#### Dataset

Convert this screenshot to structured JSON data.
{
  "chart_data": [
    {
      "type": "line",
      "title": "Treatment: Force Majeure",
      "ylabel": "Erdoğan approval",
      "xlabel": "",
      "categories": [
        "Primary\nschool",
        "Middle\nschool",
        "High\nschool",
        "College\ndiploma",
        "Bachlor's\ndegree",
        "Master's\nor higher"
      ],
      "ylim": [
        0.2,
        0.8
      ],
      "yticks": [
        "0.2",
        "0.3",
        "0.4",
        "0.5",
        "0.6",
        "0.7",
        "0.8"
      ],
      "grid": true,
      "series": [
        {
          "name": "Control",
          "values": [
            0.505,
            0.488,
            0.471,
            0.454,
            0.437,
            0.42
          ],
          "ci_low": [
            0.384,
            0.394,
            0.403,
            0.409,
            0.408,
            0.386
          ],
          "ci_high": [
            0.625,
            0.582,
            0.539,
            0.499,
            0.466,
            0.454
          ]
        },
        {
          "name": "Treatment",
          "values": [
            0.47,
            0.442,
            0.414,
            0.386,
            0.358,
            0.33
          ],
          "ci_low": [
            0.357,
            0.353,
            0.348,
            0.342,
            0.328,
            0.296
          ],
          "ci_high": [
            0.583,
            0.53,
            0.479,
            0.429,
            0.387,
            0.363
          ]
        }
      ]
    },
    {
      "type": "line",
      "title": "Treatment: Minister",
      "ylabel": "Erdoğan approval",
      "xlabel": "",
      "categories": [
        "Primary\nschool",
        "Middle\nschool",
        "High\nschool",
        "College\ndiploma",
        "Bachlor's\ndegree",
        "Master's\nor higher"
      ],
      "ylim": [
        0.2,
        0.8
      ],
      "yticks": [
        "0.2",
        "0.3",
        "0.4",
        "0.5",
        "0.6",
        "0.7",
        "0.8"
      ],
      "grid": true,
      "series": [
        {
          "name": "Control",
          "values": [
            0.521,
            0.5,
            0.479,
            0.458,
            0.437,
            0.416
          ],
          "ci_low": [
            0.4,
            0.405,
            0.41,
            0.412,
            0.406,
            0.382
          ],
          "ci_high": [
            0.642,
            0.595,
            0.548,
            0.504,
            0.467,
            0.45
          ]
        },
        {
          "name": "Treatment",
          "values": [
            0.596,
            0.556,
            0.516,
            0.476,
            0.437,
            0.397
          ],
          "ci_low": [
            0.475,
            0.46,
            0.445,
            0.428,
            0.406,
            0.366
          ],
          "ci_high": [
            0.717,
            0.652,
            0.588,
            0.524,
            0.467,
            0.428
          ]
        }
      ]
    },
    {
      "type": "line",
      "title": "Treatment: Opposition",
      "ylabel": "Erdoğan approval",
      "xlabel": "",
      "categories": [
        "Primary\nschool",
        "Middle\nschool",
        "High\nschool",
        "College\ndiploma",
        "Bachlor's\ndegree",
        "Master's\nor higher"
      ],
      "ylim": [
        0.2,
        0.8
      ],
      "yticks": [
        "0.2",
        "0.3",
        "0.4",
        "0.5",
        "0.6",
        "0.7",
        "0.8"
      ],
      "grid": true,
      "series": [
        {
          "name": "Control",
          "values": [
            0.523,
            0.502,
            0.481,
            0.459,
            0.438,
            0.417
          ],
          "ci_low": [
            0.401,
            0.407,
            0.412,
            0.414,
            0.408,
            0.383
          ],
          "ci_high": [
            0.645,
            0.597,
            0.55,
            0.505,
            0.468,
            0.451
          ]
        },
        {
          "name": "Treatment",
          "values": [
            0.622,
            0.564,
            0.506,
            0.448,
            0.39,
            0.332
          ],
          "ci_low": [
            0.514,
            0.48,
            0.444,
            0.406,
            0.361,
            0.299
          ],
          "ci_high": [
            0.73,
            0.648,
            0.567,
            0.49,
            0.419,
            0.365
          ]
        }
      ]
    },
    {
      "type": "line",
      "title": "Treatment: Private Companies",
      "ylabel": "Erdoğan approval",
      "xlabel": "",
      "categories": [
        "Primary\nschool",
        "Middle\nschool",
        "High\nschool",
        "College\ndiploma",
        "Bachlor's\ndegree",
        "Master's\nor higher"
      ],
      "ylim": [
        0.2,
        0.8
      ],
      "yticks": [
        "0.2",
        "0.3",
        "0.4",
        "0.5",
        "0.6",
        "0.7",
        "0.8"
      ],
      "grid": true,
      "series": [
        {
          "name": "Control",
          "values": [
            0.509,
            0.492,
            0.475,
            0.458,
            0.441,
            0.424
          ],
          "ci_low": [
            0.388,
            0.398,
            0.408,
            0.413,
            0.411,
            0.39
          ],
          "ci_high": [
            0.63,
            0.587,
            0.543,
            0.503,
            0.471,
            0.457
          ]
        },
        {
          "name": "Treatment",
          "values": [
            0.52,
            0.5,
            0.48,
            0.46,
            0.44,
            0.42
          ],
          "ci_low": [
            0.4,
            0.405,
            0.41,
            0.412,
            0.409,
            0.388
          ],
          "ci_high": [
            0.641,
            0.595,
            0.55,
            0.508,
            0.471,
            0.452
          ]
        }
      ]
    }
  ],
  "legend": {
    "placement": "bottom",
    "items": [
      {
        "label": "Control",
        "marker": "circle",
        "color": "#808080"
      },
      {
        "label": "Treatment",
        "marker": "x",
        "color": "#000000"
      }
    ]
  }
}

#### Do this
Take the records above and return them exactly as written.

#### Result for this task
Convert this screenshot to structured JSON data.
{
  "chart_data": [
    {
      "type": "line",
      "title": "Treatment: Force Majeure",
      "ylabel": "Erdoğan approval",
      "xlabel": "",
      "categories": [
        "Primary\nschool",
        "Middle\nschool",
        "High\nschool",
        "College\ndiploma",
        "Bachlor's\ndegree",
        "Master's\nor higher"
      ],
      "ylim": [
        0.2,
        0.8
      ],
      "yticks": [
        "0.2",
        "0.3",
        "0.4",
        "0.5",
        "0.6",
        "0.7",
        "0.8"
      ],
      "grid": true,
      "series": [
        {
          "name": "Control",
          "values": [
            0.505,
            0.488,
            0.471,
            0.454,
            0.437,
            0.42
          ],
          "ci_low": [
            0.384,
            0.394,
            0.403,
            0.409,
            0.408,
            0.386
          ],
          "ci_high": [
            0.625,
            0.582,
            0.539,
            0.499,
            0.466,
            0.454
          ]
        },
        {
          "name": "Treatment",
          "values": [
            0.47,
            0.442,
            0.414,
            0.386,
            0.358,
            0.33
          ],
          "ci_low": [
            0.357,
            0.353,
            0.348,
            0.342,
            0.328,
            0.296
          ],
          "ci_high": [
            0.583,
            0.53,
            0.479,
            0.429,
            0.387,
            0.363
          ]
        }
      ]
    },
    {
      "type": "line",
      "title": "Treatment: Minister",
      "ylabel": "Erdoğan approval",
      "xlabel": "",
      "categories": [
        "Primary\nschool",
        "Middle\nschool",
        "High\nschool",
        "College\ndiploma",
        "Bachlor's\ndegree",
        "Master's\nor higher"
      ],
      "ylim": [
        0.2,
        0.8
      ],
      "yticks": [
        "0.2",
        "0.3",
        "0.4",
        "0.5",
        "0.6",
        "0.7",
        "0.8"
      ],
      "grid": true,
      "series": [
        {
          "name": "Control",
          "values": [
            0.521,
            0.5,
            0.479,
            0.458,
            0.437,
            0.416
          ],
          "ci_low": [
            0.4,
            0.405,
            0.41,
            0.412,
            0.406,
            0.382
          ],
          "ci_high": [
            0.642,
            0.595,
            0.548,
            0.504,
            0.467,
            0.45
          ]
        },
        {
          "name": "Treatment",
          "values": [
            0.596,
            0.556,
            0.516,
            0.476,
            0.437,
            0.397
          ],
          "ci_low": [
            0.475,
            0.46,
            0.445,
            0.428,
            0.406,
            0.366
          ],
          "ci_high": [
            0.717,
            0.652,
            0.588,
            0.524,
            0.467,
            0.428
          ]
        }
      ]
    },
    {
      "type": "line",
      "title": "Treatment: Opposition",
      "ylabel": "Erdoğan approval",
      "xlabel": "",
      "categories": [
        "Primary\nschool",
        "Middle\nschool",
        "High\nschool",
        "College\ndiploma",
        "Bachlor's\ndegree",
        "Master's\nor higher"
      ],
      "ylim": [
        0.2,
        0.8
      ],
      "yticks": [
        "0.2",
        "0.3",
        "0.4",
        "0.5",
        "0.6",
        "0.7",
        "0.8"
      ],
      "grid": true,
      "series": [
        {
          "name": "Control",
          "values": [
            0.523,
            0.502,
            0.481,
            0.459,
            0.438,
            0.417
          ],
          "ci_low": [
            0.401,
            0.407,
            0.412,
            0.414,
            0.408,
            0.383
          ],
          "ci_high": [
            0.645,
            0.597,
            0.55,
            0.505,
            0.468,
            0.451
          ]
        },
        {
          "name": "Treatment",
          "values": [
            0.622,
            0.564,
            0.506,
            0.448,
            0.39,
            0.332
          ],
          "ci_low": [
            0.514,
            0.48,
            0.444,
            0.406,
            0.361,
            0.299
          ],
          "ci_high": [
            0.73,
            0.648,
            0.567,
            0.49,
            0.419,
            0.365
          ]
        }
      ]
    },
    {
      "type": "line",
      "title": "Treatment: Private Companies",
      "ylabel": "Erdoğan approval",
      "xlabel": "",
      "categories": [
        "Primary\nschool",
        "Middle\nschool",
        "High\nschool",
        "College\ndiploma",
        "Bachlor's\ndegree",
        "Master's\nor higher"
      ],
      "ylim": [
        0.2,
        0.8
      ],
      "yticks": [
        "0.2",
        "0.3",
        "0.4",
        "0.5",
        "0.6",
        "0.7",
        "0.8"
      ],
      "grid": true,
      "series": [
        {
          "name": "Control",
          "values": [
            0.509,
            0.492,
            0.475,
            0.458,
            0.441,
            0.424
          ],
          "ci_low": [
            0.388,
            0.398,
            0.408,
            0.413,
            0.411,
            0.39
          ],
          "ci_high": [
            0.63,
            0.587,
            0.543,
            0.503,
            0.471,
            0.457
          ]
        },
        {
          "name": "Treatment",
          "values": [
            0.52,
            0.5,
            0.48,
            0.46,
            0.44,
            0.42
          ],
          "ci_low": [
            0.4,
            0.405,
            0.41,
            0.412,
            0.409,
            0.388
          ],
          "ci_high": [
            0.641,
            0.595,
            0.55,
            0.508,
            0.471,
            0.452
          ]
        }
      ]
    }
  ],
  "legend": {
    "placement": "bottom",
    "items": [
      {
        "label": "Control",
        "marker": "circle",
        "color": "#808080"
      },
      {
        "label": "Treatment",
        "marker": "x",
        "color": "#000000"
      }
    ]
  }
}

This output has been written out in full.